[RECORD LIST start]

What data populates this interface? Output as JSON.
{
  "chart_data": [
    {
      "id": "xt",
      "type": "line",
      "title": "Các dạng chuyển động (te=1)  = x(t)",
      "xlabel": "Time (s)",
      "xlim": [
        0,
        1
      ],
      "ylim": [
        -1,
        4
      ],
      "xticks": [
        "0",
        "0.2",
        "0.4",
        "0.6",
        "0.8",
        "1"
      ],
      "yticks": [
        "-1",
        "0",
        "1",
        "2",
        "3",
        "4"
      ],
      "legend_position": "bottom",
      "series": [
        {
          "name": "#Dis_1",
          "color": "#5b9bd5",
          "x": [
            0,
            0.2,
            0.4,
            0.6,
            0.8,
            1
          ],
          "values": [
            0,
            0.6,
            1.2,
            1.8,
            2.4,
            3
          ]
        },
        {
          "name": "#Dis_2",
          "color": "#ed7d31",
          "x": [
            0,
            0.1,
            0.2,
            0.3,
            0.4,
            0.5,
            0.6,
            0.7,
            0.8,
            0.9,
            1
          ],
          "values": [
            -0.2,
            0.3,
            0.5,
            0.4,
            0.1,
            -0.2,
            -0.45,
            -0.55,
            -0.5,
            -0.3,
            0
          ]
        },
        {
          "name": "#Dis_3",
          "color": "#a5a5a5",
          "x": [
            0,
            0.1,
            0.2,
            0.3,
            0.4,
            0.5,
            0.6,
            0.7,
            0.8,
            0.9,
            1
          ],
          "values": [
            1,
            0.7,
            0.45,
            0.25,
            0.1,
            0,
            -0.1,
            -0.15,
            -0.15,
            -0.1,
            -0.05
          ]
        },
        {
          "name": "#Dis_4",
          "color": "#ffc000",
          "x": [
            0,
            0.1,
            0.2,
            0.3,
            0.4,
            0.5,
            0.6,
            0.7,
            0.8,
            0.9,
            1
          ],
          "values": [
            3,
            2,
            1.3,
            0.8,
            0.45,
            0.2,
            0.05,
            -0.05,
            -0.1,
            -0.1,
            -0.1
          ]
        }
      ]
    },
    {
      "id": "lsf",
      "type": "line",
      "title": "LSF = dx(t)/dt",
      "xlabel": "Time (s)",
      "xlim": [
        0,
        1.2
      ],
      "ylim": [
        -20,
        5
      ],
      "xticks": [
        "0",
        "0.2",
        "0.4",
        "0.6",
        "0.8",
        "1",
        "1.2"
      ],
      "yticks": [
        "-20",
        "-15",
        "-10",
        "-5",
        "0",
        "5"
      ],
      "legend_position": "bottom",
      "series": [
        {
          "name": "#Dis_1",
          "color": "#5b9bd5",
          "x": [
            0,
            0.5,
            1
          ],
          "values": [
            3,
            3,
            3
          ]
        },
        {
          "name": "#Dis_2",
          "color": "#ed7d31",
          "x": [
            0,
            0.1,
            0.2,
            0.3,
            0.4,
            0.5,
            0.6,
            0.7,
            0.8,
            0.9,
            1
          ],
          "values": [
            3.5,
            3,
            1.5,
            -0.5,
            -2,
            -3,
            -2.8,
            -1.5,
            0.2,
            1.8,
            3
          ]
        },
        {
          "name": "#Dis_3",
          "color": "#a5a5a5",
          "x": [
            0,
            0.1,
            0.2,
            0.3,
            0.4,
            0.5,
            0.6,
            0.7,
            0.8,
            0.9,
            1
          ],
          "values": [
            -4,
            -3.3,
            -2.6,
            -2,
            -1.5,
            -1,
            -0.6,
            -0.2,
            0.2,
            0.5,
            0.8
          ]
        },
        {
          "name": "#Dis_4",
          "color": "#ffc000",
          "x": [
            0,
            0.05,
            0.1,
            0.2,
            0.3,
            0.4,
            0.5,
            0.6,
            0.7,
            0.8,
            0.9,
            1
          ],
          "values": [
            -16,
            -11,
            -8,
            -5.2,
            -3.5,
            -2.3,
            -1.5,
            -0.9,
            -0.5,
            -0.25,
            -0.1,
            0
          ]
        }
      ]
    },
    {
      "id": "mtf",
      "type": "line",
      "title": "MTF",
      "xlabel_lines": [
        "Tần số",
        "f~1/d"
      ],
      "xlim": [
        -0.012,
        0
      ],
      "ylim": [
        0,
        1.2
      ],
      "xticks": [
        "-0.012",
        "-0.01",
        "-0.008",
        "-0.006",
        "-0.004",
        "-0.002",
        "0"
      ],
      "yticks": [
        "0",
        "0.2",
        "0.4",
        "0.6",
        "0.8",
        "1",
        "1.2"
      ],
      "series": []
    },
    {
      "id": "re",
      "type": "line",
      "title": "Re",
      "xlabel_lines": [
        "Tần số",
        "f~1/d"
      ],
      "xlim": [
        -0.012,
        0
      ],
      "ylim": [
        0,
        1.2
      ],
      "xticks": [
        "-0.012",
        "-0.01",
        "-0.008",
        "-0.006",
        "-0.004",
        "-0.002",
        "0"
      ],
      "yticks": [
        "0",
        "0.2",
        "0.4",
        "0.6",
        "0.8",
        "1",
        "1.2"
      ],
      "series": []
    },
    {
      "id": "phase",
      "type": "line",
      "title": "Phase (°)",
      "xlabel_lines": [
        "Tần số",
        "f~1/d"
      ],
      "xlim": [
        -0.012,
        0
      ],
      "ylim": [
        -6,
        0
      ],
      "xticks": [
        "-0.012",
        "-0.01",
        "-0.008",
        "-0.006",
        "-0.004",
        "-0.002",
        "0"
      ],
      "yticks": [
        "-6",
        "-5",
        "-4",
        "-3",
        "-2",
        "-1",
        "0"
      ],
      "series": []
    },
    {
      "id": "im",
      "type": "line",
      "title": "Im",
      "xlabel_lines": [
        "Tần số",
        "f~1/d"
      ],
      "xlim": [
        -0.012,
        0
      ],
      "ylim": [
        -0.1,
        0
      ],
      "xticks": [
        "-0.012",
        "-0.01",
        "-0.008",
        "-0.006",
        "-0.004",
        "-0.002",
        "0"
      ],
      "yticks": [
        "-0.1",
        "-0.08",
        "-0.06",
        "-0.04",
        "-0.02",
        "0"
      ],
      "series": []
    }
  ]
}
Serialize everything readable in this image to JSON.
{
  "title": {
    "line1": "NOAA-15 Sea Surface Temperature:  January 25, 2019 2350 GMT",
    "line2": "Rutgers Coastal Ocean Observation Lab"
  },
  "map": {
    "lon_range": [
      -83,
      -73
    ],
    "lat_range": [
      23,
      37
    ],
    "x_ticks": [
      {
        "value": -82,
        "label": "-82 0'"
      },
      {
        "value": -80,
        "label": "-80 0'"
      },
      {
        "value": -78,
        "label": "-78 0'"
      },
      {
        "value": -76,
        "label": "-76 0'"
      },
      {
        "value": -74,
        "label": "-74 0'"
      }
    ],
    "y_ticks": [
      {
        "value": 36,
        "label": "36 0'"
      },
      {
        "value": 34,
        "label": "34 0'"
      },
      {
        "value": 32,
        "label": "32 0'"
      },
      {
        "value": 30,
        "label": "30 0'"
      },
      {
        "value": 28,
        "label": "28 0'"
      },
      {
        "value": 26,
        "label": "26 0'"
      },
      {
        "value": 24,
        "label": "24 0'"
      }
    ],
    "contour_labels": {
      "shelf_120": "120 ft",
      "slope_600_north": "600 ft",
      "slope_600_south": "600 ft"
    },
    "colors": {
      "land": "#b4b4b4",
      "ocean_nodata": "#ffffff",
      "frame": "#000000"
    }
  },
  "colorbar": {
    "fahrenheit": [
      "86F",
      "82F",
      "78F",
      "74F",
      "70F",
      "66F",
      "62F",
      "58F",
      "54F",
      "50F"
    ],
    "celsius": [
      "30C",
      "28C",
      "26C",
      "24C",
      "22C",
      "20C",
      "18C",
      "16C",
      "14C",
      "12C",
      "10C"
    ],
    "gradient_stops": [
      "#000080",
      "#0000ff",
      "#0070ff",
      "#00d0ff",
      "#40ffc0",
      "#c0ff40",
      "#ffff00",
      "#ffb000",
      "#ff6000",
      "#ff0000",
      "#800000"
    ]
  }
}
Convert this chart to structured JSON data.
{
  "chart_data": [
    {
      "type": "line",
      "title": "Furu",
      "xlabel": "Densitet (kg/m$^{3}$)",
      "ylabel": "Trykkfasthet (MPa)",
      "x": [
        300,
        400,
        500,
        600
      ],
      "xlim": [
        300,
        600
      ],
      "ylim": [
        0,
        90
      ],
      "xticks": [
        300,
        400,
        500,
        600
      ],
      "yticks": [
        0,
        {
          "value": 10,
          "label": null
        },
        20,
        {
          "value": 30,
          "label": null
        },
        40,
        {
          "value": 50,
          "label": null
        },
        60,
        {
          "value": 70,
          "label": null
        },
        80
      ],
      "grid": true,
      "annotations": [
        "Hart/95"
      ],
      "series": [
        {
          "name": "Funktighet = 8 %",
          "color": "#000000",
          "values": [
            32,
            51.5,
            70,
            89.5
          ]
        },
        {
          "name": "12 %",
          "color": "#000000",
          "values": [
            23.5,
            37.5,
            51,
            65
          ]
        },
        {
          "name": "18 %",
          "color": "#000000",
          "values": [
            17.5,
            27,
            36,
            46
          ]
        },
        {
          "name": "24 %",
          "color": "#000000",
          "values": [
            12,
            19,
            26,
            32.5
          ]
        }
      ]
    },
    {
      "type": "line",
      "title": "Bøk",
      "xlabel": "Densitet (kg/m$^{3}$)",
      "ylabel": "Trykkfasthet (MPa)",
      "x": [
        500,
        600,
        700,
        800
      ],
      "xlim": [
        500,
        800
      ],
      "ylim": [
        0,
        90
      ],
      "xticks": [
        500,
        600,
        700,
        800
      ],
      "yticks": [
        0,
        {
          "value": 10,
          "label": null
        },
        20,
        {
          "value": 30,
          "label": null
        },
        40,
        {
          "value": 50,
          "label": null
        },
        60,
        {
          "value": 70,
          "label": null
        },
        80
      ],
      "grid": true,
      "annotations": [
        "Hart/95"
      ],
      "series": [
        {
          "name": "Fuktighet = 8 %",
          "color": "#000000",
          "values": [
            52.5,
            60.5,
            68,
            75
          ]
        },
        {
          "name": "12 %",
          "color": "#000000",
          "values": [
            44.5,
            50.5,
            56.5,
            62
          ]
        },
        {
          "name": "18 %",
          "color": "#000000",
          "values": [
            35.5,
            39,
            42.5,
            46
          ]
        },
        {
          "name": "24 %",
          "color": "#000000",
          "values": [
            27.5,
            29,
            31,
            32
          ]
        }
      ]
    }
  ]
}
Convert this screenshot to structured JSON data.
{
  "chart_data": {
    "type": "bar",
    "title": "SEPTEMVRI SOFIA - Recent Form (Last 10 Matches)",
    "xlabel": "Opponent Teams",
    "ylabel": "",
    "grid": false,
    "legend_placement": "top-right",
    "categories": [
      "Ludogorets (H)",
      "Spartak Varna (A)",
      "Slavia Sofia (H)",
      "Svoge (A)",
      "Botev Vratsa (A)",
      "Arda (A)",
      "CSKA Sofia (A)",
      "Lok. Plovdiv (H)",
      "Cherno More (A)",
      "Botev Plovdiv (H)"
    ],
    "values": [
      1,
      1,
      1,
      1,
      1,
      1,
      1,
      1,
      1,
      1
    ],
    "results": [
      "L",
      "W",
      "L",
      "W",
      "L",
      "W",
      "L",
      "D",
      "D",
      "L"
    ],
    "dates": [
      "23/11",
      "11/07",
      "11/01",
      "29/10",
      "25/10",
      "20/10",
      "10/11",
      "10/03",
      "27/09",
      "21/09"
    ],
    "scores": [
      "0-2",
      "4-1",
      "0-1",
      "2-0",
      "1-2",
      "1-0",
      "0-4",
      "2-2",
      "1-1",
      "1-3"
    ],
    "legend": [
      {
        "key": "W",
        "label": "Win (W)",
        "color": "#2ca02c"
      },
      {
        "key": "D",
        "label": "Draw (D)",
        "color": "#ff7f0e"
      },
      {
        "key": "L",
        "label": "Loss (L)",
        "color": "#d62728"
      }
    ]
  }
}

[RECORD LIST end]

EXERCISE DIRECTIONS |
Copy exactly the lines above, from the one containing "Convert this screenshot" through the very last line.

OUTPUT OF THE EXERCISE |
Convert this screenshot to structured JSON data.
{
  "chart_data": {
    "type": "bar",
    "title": "SEPTEMVRI SOFIA - Recent Form (Last 10 Matches)",
    "xlabel": "Opponent Teams",
    "ylabel": "",
    "grid": false,
    "legend_placement": "top-right",
    "categories": [
      "Ludogorets (H)",
      "Spartak Varna (A)",
      "Slavia Sofia (H)",
      "Svoge (A)",
      "Botev Vratsa (A)",
      "Arda (A)",
      "CSKA Sofia (A)",
      "Lok. Plovdiv (H)",
      "Cherno More (A)",
      "Botev Plovdiv (H)"
    ],
    "values": [
      1,
      1,
      1,
      1,
      1,
      1,
      1,
      1,
      1,
      1
    ],
    "results": [
      "L",
      "W",
      "L",
      "W",
      "L",
      "W",
      "L",
      "D",
      "D",
      "L"
    ],
    "dates": [
      "23/11",
      "11/07",
      "11/01",
      "29/10",
      "25/10",
      "20/10",
      "10/11",
      "10/03",
      "27/09",
      "21/09"
    ],
    "scores": [
      "0-2",
      "4-1",
      "0-1",
      "2-0",
      "1-2",
      "1-0",
      "0-4",
      "2-2",
      "1-1",
      "1-3"
    ],
    "legend": [
      {
        "key": "W",
        "label": "Win (W)",
        "color": "#2ca02c"
      },
      {
        "key": "D",
        "label": "Draw (D)",
        "color": "#ff7f0e"
      },
      {
        "key": "L",
        "label": "Loss (L)",
        "color": "#d62728"
      }
    ]
  }
}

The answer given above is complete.